## Listed entries:
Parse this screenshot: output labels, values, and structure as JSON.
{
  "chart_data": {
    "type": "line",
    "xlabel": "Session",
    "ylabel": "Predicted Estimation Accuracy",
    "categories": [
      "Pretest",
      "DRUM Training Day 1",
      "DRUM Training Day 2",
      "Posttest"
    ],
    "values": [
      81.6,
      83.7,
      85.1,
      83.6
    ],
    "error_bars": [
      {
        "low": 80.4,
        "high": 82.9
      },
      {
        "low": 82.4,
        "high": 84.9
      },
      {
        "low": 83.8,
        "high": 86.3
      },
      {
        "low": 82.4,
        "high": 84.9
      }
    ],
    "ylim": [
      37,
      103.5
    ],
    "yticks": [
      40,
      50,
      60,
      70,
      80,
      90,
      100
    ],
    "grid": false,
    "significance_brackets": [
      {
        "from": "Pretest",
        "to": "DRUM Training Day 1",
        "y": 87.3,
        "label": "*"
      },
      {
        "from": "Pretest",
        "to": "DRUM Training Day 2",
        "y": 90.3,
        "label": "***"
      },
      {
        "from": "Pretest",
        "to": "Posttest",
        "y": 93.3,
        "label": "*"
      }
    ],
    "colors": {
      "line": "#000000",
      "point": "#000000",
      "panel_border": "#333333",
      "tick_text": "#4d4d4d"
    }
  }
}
---
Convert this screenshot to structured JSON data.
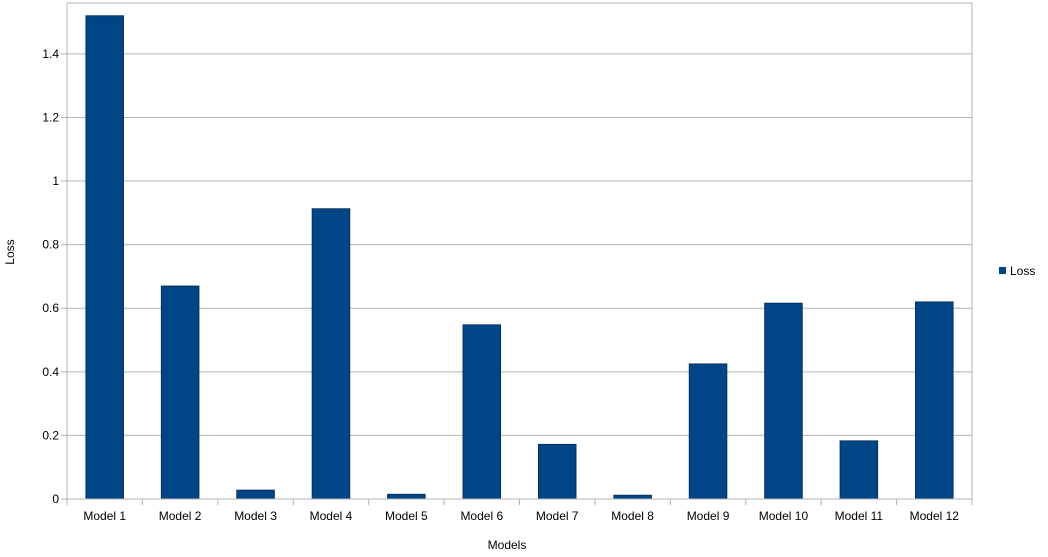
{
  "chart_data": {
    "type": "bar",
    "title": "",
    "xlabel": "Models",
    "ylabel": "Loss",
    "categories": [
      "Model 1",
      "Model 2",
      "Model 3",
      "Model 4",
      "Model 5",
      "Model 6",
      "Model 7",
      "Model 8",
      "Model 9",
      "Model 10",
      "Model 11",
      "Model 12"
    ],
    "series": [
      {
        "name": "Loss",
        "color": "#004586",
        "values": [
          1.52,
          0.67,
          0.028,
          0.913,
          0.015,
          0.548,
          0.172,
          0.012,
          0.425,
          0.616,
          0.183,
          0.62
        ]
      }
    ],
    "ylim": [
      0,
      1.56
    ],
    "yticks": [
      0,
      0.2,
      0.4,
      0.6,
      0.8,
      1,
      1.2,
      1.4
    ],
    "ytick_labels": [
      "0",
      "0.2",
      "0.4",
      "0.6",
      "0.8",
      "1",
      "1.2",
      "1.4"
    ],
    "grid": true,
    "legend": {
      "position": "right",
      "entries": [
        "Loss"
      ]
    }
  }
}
--
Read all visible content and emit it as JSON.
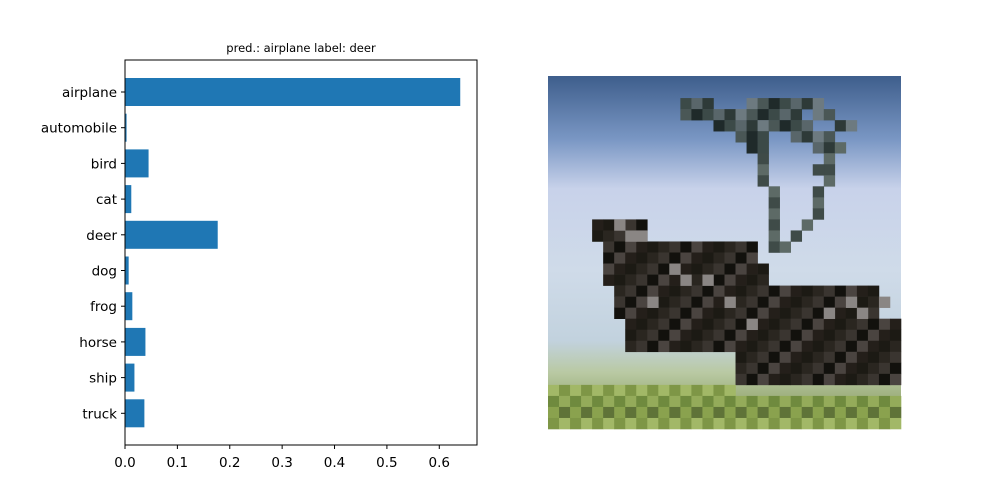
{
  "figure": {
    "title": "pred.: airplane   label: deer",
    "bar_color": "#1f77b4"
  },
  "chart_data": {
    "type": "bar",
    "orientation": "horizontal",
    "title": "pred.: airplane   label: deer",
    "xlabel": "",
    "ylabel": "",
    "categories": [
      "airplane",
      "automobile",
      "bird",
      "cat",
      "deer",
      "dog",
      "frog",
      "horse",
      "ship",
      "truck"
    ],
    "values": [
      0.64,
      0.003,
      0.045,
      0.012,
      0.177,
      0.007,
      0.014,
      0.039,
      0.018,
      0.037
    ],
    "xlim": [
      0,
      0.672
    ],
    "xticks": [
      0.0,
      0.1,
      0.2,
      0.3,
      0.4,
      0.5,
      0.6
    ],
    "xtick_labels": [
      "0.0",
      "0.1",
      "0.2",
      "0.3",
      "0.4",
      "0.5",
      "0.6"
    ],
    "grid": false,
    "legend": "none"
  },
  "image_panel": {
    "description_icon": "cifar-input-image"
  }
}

## Stated exercise:
Count how many lines above contain the word "DRUM". Reply with the number alone.

## The result:
4